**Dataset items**
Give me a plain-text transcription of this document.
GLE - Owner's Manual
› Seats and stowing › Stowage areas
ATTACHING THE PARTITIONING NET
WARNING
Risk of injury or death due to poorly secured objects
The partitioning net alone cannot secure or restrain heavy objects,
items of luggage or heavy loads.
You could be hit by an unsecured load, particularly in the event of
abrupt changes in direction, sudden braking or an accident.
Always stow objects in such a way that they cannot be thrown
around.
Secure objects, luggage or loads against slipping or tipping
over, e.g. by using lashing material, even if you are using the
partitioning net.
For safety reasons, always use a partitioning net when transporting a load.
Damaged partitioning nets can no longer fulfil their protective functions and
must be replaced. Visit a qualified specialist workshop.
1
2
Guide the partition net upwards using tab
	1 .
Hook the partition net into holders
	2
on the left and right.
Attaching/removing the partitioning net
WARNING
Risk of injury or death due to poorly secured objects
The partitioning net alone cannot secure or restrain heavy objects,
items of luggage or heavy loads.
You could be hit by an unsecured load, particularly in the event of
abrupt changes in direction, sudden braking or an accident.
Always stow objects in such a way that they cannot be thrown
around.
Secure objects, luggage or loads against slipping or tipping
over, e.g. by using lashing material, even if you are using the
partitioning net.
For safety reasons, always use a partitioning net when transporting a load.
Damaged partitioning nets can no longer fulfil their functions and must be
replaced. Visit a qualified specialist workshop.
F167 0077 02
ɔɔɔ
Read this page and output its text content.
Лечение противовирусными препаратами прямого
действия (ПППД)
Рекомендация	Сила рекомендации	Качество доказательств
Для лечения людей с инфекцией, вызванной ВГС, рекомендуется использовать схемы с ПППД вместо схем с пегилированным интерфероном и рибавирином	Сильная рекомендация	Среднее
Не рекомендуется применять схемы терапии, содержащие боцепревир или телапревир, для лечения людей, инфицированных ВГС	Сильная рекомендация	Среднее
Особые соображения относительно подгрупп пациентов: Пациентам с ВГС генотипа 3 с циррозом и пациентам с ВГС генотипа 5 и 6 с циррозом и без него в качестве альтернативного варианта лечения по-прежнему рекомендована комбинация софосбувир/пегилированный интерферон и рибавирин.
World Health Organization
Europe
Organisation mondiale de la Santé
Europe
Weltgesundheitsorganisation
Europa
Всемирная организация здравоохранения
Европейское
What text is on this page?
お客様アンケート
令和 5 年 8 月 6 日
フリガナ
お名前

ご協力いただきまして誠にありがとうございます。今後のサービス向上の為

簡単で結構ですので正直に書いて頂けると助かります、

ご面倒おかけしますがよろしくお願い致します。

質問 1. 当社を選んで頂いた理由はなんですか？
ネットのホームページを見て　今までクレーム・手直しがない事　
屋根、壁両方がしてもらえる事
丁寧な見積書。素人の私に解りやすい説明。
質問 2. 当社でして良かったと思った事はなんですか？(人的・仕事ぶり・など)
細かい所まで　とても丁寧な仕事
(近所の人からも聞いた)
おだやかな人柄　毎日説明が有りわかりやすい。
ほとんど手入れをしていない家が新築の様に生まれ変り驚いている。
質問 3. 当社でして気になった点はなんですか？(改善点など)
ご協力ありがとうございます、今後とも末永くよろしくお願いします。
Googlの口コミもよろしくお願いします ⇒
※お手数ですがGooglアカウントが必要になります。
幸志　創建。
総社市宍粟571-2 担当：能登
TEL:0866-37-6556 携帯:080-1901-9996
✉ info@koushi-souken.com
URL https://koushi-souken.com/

**Challenge**
Gather up the lines that contain the word "their".

**Final result**
Damaged partitioning nets can no longer fulfil their protective functions and
Damaged partitioning nets can no longer fulfil their functions and must be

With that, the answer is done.